Dependência da China deve continuar
“Então aconteceu o que o governo esperava. Empresas estrangeiras chegaram ao país”, afirma Malerius. Segundo o governo indonésio, nos seis primeiros meses de 2022, foram atraídos ao todo 21,6 bilhões de dólares em investimento estrangeiro direto – quase 40% a mais do que no mesmo período do ano anterior.
“Principalmente empresas chinesas construíram aqui fundições e siderúrgicas”, diz Malerius, acrescentando que, nos últimos três ou quatro anos, o país tornou-se um dos maiores exportadores de aço – principalmente aço inoxidável. O especialista estima que a Indonésia tenha potencial para exportar cerca de 20 bilhões de dólares de aço neste ano – exportação que há cinco ou seis anos praticamente não existia.
Para terem acesso ao tão cobiçado níquel, Volkswagen, Ford e Tesla também gostariam de se tornar ativas na Indonésia. “Mas para elas será difícil encontrar cadeias de suprimentos nas quais os chineses não estejam de alguma foram envolvidos”, afirma Malerius, ressaltando que isso provavelmente será possível apenas em cooperação com empresas chinesas.

Entradas do conjunto de dados
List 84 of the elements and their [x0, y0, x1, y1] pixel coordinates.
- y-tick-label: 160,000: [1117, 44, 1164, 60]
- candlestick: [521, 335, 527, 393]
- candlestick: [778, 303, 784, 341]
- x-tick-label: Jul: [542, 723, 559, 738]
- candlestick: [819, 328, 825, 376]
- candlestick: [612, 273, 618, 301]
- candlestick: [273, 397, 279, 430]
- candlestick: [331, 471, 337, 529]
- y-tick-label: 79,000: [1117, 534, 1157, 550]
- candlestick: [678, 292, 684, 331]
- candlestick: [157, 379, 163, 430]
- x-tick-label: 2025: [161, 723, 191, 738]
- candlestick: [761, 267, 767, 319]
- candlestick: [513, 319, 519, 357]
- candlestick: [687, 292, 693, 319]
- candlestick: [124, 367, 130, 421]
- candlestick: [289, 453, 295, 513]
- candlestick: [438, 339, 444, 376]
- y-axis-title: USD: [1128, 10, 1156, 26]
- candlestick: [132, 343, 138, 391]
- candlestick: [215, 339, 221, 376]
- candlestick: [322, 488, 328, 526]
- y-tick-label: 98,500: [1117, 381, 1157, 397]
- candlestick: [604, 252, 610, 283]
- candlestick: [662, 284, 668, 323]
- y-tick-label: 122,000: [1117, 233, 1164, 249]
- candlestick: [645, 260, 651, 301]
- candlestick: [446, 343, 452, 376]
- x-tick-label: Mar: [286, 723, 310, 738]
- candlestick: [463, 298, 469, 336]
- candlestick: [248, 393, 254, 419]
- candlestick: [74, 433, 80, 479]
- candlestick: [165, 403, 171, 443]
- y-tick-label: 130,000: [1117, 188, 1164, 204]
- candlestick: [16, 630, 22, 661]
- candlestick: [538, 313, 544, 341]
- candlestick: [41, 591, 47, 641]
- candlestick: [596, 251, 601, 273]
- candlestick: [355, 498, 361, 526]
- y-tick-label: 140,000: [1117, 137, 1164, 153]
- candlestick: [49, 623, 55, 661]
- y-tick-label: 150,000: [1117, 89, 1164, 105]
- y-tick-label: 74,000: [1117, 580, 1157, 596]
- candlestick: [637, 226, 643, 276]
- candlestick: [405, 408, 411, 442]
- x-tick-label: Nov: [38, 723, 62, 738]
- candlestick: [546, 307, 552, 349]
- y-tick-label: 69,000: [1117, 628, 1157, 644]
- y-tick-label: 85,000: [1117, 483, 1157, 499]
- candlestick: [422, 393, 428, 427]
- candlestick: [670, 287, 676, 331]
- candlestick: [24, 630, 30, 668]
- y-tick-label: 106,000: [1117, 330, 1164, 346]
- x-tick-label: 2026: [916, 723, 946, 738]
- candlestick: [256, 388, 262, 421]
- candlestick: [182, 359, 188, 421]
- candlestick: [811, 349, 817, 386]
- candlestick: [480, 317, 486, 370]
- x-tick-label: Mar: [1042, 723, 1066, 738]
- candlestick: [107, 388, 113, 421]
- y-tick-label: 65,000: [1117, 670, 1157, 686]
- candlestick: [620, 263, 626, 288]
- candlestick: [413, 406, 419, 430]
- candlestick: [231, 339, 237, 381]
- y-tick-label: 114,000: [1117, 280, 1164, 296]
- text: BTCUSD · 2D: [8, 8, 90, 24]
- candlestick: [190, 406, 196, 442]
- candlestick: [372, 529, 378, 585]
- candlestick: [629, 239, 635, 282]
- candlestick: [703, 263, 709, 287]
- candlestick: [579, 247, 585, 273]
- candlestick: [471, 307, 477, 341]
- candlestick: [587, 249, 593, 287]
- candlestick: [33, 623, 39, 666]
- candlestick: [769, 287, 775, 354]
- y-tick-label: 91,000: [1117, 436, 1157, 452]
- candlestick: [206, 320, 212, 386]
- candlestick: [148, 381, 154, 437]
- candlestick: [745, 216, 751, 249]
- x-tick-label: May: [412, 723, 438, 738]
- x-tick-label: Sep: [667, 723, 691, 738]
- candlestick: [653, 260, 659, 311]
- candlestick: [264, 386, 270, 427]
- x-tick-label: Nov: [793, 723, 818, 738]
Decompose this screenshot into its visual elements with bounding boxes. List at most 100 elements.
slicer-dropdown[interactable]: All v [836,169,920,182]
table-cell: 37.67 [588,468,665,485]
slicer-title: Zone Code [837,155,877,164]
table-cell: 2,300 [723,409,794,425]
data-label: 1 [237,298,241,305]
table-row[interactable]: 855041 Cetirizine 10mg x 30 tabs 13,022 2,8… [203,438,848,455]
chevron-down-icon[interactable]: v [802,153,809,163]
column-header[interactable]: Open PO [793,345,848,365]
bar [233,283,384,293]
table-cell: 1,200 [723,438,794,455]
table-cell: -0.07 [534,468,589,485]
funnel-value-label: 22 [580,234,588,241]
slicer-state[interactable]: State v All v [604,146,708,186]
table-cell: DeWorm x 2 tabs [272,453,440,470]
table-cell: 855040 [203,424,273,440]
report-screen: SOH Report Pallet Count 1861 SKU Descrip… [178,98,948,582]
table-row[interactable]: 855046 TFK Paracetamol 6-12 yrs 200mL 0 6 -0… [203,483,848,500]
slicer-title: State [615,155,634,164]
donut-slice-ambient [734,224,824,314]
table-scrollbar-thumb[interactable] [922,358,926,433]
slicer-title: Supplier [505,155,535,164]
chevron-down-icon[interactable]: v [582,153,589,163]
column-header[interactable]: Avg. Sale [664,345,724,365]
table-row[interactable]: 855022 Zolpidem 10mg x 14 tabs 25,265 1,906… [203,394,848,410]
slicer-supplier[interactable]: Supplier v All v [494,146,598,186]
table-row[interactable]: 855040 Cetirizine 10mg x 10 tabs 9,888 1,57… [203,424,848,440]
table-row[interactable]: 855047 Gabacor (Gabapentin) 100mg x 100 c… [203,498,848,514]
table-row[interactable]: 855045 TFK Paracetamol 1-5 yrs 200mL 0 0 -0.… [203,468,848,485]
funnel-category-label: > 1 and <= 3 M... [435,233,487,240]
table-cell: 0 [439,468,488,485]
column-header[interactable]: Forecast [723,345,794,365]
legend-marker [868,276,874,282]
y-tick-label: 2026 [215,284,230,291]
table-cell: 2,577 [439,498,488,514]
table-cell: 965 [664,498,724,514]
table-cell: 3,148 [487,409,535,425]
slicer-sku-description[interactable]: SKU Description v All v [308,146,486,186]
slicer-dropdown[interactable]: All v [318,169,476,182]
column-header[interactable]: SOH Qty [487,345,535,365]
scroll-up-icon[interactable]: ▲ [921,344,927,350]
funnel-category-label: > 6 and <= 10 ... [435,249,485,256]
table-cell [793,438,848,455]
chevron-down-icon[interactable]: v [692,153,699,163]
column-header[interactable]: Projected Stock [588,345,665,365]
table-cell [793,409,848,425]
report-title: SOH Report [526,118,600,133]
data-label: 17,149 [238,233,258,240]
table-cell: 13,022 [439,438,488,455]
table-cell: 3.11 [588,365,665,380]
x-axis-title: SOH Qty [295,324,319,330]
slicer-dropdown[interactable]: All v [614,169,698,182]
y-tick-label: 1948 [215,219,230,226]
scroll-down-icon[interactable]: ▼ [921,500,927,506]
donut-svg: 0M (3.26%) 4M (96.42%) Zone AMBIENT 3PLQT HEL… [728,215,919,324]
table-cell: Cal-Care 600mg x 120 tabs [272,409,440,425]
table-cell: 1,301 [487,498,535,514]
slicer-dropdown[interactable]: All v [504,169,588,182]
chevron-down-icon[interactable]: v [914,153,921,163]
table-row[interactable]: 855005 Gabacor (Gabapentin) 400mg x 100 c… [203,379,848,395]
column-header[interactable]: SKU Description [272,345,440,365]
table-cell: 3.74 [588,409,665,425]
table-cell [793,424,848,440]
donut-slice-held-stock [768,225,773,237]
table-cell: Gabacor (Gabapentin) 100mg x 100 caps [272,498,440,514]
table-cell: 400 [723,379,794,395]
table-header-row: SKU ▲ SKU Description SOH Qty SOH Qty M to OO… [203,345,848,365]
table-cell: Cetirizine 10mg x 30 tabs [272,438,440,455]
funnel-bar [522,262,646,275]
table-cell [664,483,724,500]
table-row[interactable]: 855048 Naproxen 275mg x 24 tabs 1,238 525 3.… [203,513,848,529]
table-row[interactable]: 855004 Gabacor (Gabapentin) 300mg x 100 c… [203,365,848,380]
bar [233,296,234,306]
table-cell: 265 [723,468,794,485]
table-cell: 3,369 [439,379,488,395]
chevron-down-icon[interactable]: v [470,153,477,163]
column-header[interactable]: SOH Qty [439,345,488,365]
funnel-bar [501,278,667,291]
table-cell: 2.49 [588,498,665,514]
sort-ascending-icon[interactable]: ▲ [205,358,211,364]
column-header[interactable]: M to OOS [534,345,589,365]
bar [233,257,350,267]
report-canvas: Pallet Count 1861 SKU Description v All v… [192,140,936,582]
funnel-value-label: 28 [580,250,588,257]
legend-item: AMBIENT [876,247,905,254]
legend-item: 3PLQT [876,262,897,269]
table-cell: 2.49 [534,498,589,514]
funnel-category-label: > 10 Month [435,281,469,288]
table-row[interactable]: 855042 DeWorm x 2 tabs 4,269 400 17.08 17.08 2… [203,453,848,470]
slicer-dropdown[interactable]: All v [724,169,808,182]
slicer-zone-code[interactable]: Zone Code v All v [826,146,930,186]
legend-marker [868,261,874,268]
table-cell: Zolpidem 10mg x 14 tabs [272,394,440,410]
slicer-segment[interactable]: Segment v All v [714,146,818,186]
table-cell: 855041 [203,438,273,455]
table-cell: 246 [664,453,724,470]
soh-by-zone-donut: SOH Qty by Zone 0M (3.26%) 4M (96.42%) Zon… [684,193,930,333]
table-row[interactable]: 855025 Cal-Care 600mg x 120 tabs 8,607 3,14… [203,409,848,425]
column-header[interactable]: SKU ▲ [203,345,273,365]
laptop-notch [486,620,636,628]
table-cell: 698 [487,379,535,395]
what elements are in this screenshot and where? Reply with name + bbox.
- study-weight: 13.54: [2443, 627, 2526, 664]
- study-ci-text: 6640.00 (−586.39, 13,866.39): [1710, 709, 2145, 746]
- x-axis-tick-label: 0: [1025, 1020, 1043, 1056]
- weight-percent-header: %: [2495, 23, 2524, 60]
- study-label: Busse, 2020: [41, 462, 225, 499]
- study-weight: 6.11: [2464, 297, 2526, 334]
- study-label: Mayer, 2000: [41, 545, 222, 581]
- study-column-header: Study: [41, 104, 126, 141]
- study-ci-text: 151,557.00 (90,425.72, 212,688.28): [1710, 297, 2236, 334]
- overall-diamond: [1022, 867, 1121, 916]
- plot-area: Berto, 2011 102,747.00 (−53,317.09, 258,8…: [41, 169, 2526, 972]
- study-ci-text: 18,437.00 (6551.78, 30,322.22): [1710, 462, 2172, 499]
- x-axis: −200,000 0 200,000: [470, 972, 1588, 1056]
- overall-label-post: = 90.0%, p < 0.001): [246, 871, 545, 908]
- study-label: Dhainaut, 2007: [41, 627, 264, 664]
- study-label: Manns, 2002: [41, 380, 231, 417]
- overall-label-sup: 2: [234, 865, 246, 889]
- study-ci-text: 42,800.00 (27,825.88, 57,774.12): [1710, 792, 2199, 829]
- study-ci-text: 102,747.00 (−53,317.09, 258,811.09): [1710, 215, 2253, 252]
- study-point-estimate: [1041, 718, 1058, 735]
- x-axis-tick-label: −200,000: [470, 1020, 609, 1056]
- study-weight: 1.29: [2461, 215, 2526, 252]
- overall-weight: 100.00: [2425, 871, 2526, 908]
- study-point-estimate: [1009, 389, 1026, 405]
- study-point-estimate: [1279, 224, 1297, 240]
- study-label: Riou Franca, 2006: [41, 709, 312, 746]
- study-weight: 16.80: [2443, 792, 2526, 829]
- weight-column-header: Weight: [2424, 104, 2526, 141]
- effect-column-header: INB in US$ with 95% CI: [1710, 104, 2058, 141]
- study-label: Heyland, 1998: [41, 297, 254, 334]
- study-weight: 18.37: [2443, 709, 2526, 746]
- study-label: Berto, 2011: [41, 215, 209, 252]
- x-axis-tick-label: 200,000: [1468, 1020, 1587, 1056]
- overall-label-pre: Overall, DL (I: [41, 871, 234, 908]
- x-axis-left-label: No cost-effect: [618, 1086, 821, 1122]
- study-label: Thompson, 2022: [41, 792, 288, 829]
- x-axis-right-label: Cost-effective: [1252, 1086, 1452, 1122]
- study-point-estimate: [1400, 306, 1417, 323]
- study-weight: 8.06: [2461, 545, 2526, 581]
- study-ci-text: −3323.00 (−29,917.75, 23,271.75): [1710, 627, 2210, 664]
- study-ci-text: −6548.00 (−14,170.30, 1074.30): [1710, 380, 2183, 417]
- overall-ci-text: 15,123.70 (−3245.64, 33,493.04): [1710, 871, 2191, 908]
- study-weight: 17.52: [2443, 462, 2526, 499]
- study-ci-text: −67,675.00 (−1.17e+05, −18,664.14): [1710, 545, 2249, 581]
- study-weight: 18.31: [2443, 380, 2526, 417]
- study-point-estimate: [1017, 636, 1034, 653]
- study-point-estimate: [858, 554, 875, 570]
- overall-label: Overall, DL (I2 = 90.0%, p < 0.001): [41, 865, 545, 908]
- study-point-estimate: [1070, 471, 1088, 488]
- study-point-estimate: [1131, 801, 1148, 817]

* [Tarefa A]:
Traduza para o inglês a seguinte frase do texto sobre a Indonésia: "O especialista estima que a Indonésia tenha potencial para exportar cerca de 20 bilhões de dólares de aço neste ano – exportação que há cinco ou seis anos praticamente não existia."
* [Tarefa B]:
Reproduza fielmente um trecho do texto sobre a Indonésia, começando nas palavras "Para terem acesso" e parando após "com empresas chinesas.".
Baseie-se exclusivamente no texto sobre a Indonésia.

* [Resposta A]:
The expert estimates that Indonesia has the potential to export about 20 billion dollars' worth of steel this year – exports that practically did not exist five or six years ago.

* [Resposta B]:
Para terem acesso ao tão cobiçado níquel, Volkswagen, Ford e Tesla também gostariam de se tornar ativas na Indonésia. “Mas para elas será difícil encontrar cadeias de suprimentos nas quais os chineses não estejam de alguma foram envolvidos”, afirma Malerius, ressaltando que isso provavelmente será possível apenas em cooperação com empresas chinesas.